> **Short task**: In the entries that follow, count each line containing "page" and state the total, nothing more.

> **Listed entries**:
* BEGIN *
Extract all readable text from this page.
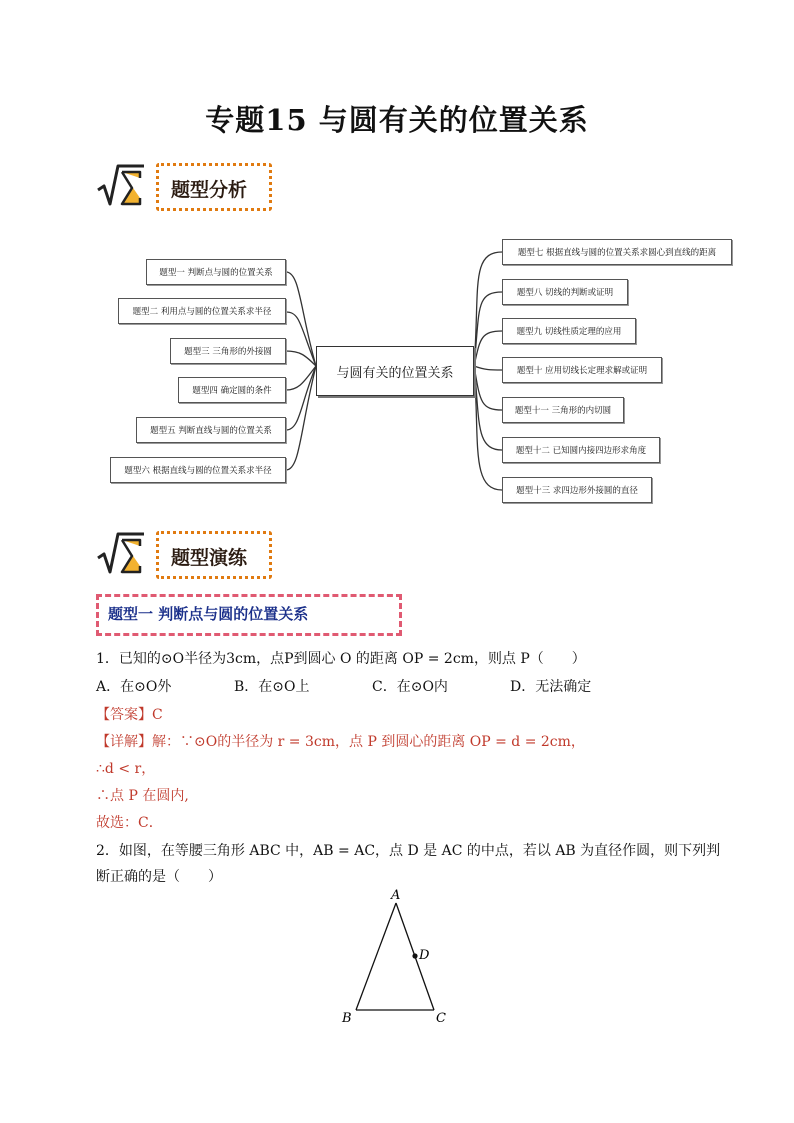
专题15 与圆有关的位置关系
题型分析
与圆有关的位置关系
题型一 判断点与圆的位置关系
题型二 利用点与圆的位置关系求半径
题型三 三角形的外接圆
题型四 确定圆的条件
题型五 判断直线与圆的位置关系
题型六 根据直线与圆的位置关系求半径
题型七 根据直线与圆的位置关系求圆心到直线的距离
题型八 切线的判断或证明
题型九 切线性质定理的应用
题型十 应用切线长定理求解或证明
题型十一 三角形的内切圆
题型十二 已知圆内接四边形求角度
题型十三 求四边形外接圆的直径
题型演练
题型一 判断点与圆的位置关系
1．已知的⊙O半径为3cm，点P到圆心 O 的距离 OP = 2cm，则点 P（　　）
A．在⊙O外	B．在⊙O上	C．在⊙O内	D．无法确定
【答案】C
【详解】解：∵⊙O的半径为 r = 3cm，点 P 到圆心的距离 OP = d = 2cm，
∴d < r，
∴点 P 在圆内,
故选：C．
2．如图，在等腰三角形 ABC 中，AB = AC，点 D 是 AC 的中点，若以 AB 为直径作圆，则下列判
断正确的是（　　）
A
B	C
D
* END *
* BEGIN *
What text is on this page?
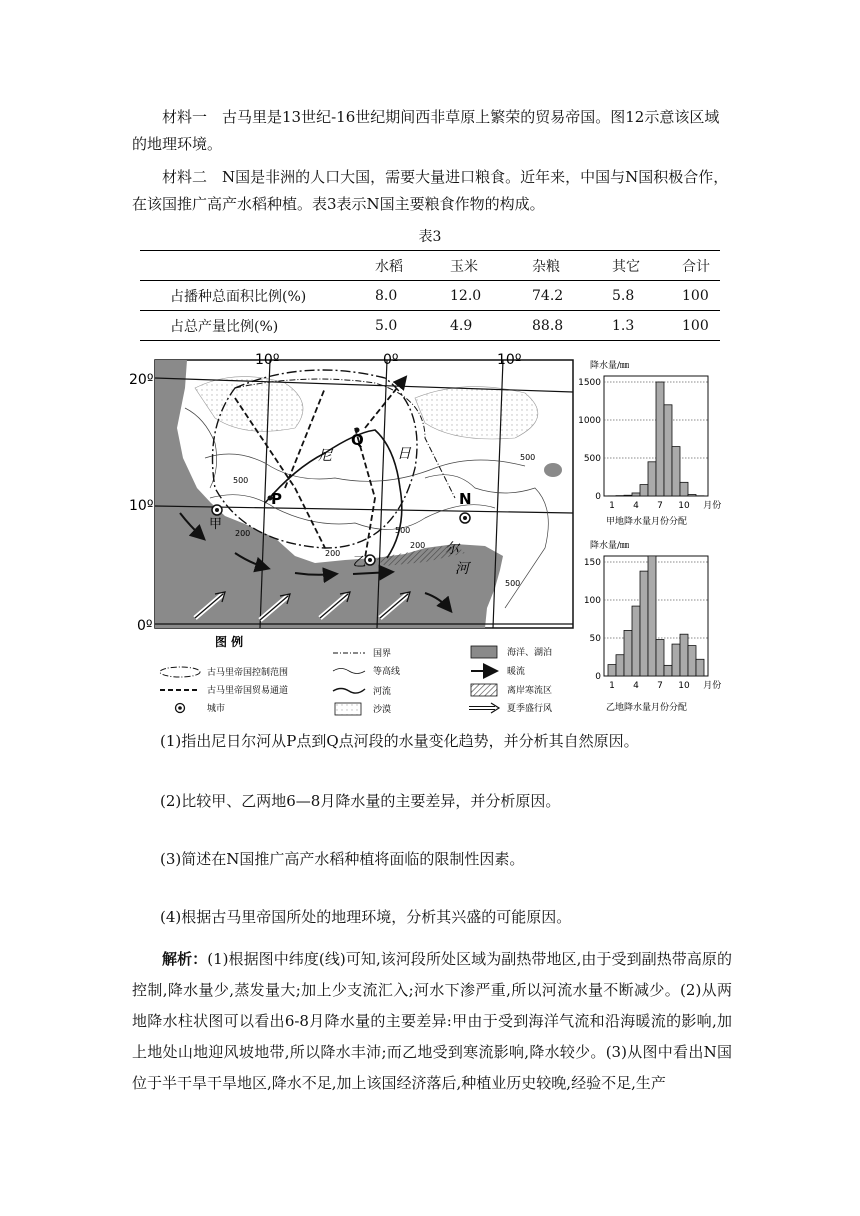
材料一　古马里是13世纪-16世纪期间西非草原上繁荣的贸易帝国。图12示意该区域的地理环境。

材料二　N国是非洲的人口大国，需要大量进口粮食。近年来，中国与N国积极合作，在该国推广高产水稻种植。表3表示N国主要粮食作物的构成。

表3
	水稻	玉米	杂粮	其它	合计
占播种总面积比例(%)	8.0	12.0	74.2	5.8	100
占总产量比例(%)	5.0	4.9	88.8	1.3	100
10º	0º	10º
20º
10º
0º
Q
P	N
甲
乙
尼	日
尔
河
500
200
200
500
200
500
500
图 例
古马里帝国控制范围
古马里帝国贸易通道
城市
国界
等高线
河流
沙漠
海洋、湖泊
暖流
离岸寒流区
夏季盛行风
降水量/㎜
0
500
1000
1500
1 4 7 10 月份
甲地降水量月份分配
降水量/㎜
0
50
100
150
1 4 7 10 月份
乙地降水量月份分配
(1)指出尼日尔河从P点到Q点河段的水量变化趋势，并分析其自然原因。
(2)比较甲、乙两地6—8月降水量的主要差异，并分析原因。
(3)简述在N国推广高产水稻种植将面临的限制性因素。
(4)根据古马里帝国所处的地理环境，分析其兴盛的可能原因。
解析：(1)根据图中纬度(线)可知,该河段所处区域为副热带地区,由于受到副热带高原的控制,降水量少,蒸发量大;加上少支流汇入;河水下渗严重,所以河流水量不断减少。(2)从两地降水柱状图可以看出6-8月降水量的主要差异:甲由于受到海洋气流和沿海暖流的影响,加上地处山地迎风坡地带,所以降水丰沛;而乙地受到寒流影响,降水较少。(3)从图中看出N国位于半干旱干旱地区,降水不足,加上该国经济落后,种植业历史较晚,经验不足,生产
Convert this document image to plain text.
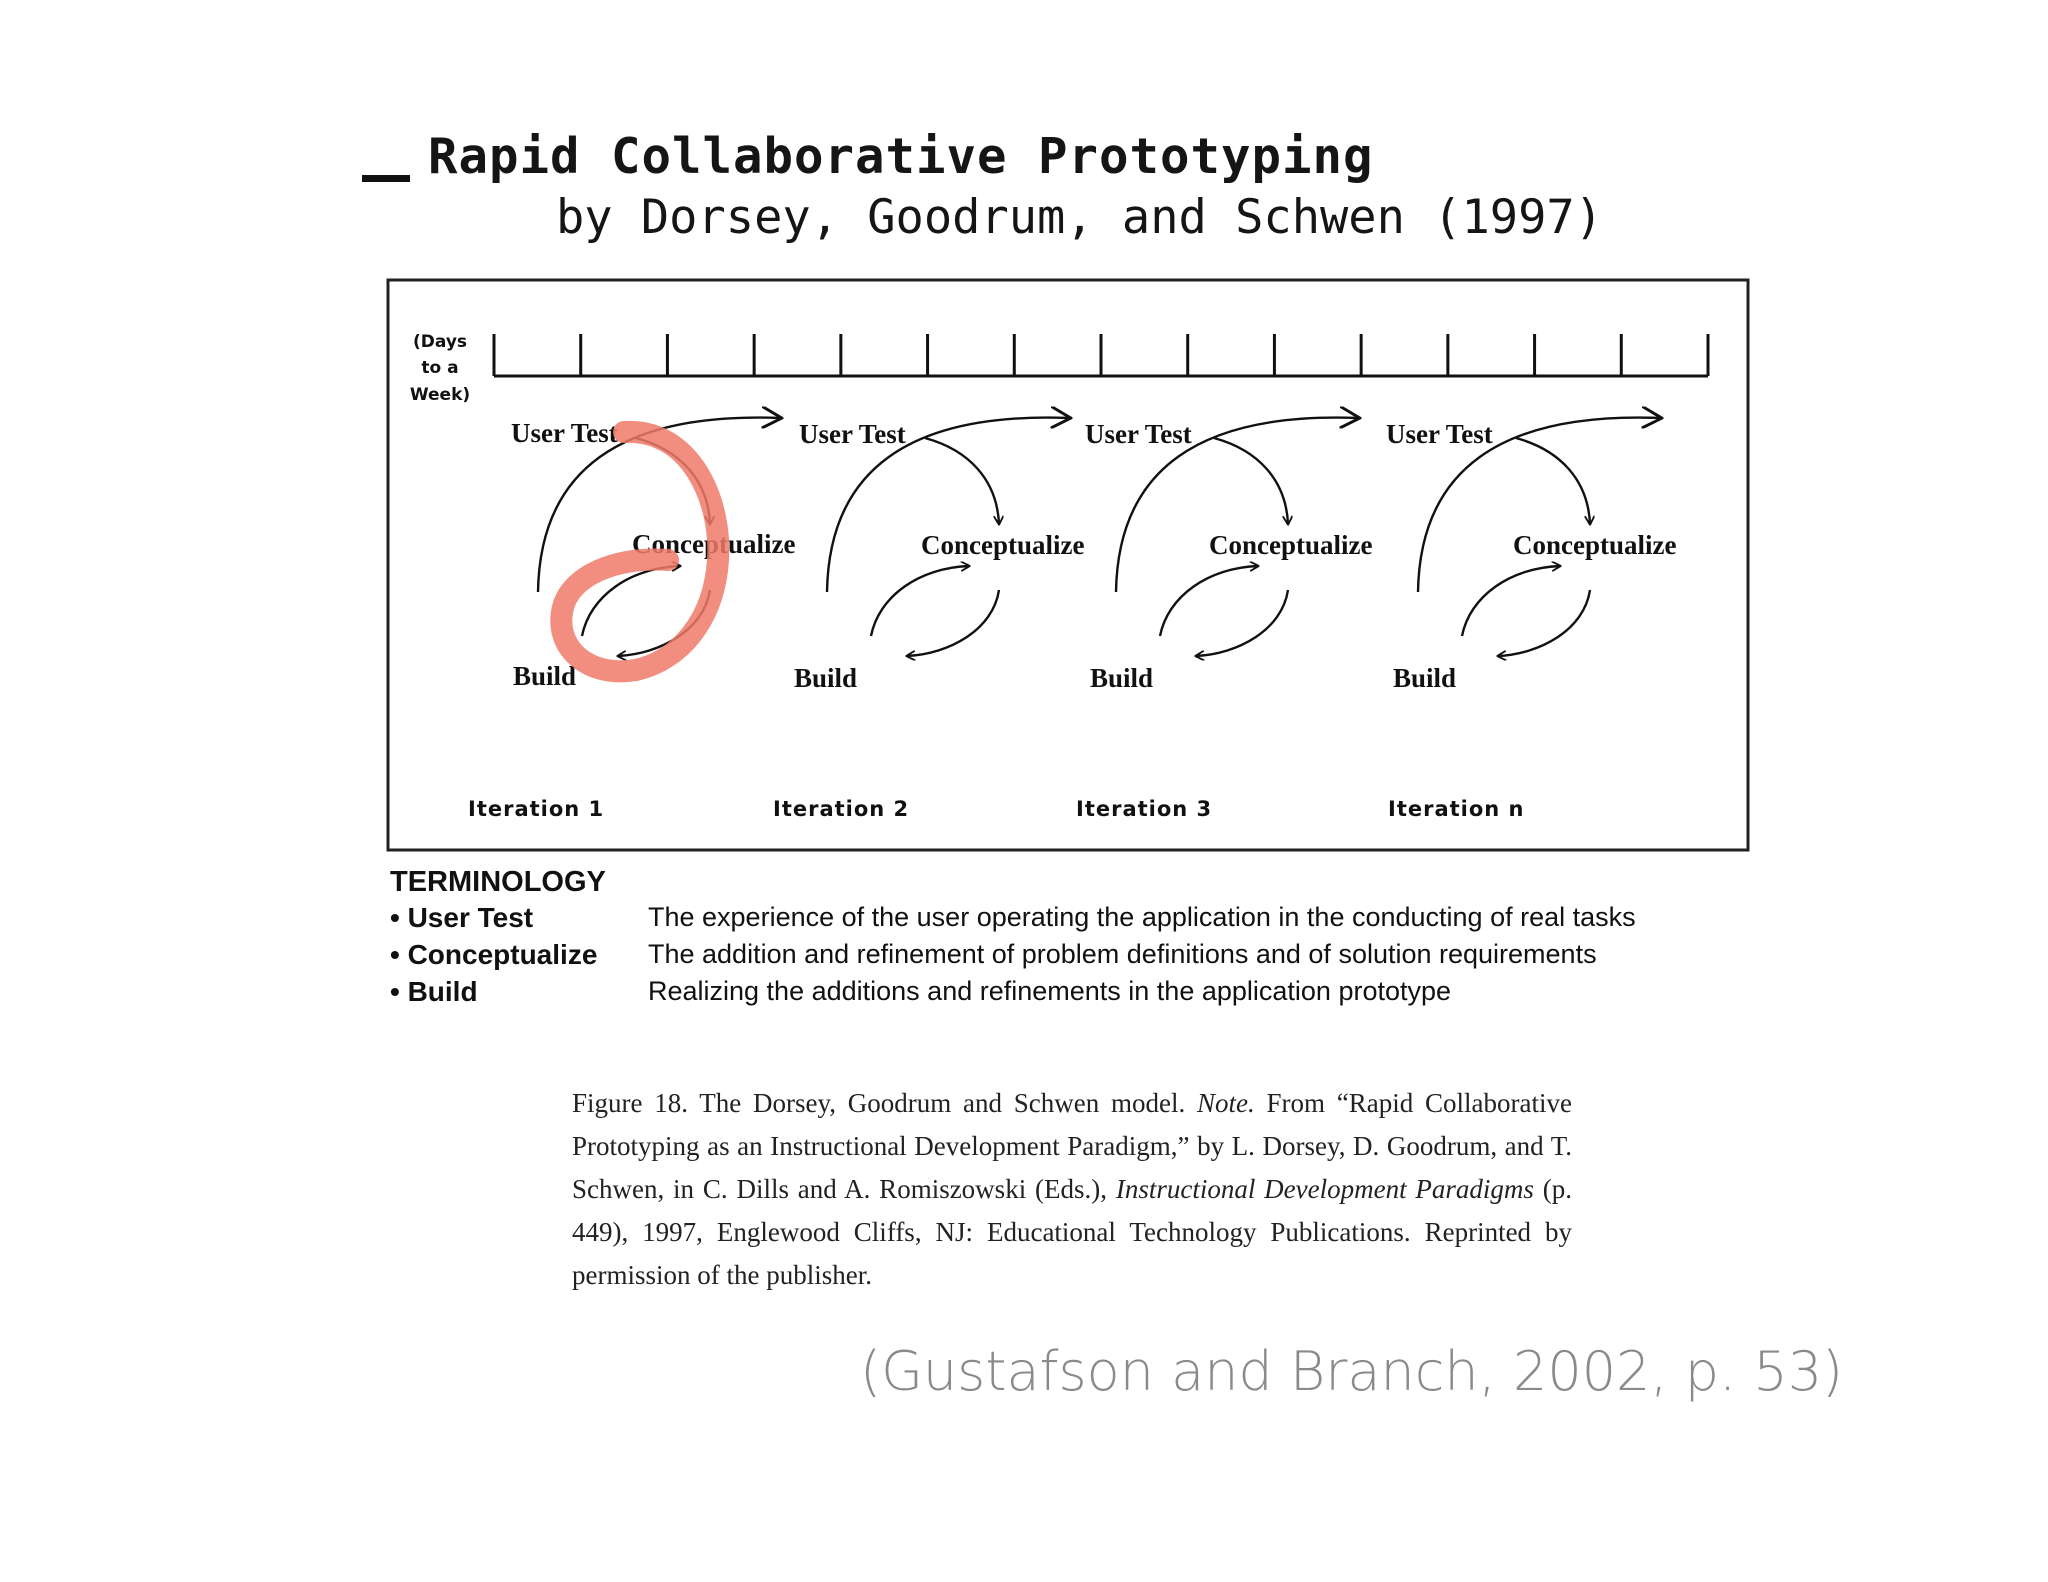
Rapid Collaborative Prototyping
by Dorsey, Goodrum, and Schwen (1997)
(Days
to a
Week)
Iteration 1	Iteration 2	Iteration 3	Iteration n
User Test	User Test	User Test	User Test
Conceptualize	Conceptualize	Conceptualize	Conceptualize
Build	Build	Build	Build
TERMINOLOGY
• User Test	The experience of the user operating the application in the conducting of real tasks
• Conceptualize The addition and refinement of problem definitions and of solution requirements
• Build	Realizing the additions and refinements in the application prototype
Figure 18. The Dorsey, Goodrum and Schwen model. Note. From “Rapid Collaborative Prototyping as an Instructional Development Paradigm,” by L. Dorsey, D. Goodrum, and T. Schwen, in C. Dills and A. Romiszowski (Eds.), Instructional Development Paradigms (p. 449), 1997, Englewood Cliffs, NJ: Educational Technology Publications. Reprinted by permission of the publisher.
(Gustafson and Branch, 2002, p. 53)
* END *
* BEGIN *
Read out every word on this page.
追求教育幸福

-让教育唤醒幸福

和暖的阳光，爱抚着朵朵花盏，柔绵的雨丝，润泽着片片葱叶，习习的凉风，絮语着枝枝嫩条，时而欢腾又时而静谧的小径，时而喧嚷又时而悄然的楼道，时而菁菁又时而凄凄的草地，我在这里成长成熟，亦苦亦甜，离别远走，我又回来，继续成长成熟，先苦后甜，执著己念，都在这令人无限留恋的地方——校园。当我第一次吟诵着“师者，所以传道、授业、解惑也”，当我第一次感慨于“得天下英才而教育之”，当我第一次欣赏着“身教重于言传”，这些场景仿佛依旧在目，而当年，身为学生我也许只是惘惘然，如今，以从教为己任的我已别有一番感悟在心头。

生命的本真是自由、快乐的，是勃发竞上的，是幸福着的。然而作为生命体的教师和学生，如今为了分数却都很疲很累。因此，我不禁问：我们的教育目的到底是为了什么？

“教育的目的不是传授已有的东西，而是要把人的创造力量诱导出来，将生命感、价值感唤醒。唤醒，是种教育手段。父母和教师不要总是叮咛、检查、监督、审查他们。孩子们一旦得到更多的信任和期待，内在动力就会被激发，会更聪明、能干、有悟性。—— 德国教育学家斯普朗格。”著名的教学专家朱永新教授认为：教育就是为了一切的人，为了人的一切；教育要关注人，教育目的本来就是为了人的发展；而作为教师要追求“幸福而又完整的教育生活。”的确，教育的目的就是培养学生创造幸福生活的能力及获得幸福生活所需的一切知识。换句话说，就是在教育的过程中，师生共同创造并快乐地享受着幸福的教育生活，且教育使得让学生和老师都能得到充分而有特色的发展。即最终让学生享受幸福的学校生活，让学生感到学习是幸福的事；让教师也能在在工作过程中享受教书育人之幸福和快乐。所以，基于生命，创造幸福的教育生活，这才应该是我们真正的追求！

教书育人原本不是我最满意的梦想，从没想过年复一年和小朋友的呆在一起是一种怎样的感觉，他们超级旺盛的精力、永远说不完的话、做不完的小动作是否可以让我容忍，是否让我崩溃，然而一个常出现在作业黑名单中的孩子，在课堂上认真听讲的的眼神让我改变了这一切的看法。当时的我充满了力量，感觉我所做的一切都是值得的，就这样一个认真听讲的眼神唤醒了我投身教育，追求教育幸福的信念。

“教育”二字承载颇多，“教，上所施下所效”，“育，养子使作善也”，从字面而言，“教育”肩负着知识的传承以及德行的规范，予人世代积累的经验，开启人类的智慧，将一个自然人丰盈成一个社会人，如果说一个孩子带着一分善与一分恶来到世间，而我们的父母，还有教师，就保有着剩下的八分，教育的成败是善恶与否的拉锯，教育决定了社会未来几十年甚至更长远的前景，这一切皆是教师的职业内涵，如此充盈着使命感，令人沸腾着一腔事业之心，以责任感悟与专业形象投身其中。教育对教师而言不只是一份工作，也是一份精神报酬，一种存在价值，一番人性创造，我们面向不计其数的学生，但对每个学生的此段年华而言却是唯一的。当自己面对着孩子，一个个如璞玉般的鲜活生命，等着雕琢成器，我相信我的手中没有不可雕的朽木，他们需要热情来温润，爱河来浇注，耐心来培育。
* END *
> **Response to the task**: 3